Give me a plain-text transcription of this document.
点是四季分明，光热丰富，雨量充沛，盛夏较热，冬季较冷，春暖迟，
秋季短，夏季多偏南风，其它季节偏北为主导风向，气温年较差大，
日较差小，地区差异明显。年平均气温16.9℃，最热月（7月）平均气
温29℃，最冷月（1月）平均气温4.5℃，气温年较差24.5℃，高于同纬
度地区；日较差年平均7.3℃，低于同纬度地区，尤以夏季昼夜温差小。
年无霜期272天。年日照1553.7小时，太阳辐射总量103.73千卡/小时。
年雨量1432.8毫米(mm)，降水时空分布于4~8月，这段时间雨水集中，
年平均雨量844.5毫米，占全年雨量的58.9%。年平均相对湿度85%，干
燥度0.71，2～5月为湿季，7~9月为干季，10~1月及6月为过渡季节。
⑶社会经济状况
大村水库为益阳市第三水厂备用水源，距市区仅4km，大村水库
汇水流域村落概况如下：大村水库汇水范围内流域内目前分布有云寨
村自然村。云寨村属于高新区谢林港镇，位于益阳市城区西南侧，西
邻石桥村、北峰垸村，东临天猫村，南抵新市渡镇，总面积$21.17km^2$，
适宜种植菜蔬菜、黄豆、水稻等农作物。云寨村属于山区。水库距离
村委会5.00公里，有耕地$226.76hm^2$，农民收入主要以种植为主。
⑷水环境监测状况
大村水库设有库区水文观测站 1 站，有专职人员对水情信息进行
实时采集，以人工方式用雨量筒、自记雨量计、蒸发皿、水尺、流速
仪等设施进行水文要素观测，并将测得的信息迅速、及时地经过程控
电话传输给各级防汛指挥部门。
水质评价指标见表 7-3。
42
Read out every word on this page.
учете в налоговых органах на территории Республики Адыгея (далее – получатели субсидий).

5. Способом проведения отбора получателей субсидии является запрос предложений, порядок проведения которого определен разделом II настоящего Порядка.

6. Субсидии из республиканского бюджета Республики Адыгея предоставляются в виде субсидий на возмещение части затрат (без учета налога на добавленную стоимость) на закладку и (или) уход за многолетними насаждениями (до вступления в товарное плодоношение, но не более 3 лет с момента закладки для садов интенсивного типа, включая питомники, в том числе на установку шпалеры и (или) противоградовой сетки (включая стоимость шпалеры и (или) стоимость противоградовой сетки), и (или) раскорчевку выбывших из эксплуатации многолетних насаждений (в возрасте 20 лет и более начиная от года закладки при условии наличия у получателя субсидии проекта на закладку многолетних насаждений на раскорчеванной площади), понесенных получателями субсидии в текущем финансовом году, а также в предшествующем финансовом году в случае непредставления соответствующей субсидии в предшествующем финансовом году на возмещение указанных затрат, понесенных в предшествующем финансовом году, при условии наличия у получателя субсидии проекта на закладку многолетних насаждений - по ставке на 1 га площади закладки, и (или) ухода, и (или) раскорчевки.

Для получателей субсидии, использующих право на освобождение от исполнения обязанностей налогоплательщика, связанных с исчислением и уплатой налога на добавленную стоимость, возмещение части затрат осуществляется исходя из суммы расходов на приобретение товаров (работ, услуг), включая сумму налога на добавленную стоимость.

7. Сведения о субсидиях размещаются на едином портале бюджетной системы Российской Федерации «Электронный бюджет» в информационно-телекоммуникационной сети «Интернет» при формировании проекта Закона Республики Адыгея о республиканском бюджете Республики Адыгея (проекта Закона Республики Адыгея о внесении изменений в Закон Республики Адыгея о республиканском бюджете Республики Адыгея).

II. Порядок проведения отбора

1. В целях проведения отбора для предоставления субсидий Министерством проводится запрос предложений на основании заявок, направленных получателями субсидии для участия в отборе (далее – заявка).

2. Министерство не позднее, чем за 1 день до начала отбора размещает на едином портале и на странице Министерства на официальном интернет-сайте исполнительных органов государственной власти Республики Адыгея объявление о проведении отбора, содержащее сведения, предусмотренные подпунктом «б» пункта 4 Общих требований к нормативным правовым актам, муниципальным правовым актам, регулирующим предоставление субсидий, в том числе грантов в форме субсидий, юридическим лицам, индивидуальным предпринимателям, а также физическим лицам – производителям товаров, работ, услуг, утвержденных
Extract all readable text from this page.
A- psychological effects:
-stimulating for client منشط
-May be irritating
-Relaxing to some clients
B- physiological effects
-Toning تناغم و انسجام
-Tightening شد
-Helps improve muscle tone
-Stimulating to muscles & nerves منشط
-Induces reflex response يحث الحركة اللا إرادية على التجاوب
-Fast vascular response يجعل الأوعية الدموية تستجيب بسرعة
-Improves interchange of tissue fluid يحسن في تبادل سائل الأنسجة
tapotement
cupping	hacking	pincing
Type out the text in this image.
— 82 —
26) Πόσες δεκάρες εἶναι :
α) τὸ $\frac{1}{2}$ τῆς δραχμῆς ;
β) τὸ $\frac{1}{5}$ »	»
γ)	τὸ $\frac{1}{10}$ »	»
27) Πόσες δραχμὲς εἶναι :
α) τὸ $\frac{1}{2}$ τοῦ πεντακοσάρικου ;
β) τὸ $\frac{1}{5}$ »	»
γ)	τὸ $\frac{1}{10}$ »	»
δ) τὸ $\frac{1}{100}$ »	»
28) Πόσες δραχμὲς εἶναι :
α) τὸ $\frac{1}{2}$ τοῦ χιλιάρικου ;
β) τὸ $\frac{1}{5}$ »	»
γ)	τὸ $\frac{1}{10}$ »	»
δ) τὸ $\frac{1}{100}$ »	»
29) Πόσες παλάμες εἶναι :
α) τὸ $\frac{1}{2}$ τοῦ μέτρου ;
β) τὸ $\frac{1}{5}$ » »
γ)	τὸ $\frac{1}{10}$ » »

◆ ◆ ◆ ◆ ◆ ◆ ◆

Task to complete: Collect the lines that hold "отбора".

Exercise answer:
5. Способом проведения отбора получателей субсидии является запрос предложений, порядок проведения которого определен разделом II настоящего Порядка.
II. Порядок проведения отбора
1. В целях проведения отбора для предоставления субсидий Министерством проводится запрос предложений на основании заявок, направленных получателями субсидии для участия в отборе (далее – заявка).
2. Министерство не позднее, чем за 1 день до начала отбора размещает на едином портале и на странице Министерства на официальном интернет-сайте исполнительных органов государственной власти Республики Адыгея объявление о проведении отбора, содержащее сведения, предусмотренные подпунктом «б» пункта 4 Общих требований к нормативным правовым актам, муниципальным правовым актам, регулирующим предоставление субсидий, в том числе грантов в форме субсидий, юридическим лицам, индивидуальным предпринимателям, а также физическим лицам – производителям товаров, работ, услуг, утвержденных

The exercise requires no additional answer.